* **What is being asked**:
In the article on how to lose weight, which variables are used to calculate the BMR?

* **Extracted text**:
################
How to Lose Weight

by Anne Bennett on November 10, 2009

You want to lose weight? I’m going to make it easy for you. If you haven’t already figured this out, I’m going to tell you exactly what you have to do to shed pounds. First, you must figure out how many calories you burn every day just sitting there at your computer. This is called your BMR, or your basal metabolic rate. This is your resting rate and does not take into consideration any activity. Your BMR is calculated using the following variables: your height, weight, age and gender.

Get your calculator out because this requires doing some math. Here is the basic BMR formula for a woman:

655 + (4.3 X weight in pounds) + (4.7 X height in inches) (4.7 X age in years).

This is how I came out:   655 + (4.3 X 135) + (4.7 X 65 inches) – (4.7 X 58)

or:   655 + (580.5) + (305.5) – (272.6),  which equals:  1268.4.

(Go here for an easier way to get your BMR.)
################
[Page segmentation data]
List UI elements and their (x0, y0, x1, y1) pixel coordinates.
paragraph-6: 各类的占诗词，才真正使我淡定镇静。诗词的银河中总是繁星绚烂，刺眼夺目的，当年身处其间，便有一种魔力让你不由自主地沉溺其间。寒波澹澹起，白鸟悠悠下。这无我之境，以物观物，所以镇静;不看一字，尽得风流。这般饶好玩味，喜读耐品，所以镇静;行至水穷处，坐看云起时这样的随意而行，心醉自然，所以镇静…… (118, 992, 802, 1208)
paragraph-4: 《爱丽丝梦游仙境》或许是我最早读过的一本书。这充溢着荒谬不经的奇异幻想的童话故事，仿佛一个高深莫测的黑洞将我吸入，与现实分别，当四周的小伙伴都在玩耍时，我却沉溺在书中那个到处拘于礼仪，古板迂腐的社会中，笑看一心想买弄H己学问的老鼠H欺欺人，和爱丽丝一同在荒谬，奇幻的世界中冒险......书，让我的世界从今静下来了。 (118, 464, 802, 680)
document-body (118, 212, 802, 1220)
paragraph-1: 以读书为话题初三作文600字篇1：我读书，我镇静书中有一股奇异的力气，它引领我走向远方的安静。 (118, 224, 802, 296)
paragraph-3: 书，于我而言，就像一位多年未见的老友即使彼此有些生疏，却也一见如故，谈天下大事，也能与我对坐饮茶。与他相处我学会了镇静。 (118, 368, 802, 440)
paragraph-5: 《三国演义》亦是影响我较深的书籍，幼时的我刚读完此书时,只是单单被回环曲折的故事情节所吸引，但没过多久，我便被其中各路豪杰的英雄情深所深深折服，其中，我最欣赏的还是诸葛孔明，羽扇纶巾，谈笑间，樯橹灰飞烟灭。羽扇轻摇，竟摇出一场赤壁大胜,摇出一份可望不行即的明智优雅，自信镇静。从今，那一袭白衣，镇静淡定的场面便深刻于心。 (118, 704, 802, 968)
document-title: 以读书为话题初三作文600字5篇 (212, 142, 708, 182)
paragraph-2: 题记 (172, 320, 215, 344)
################
* **Response**:
Height, weight, age and gender.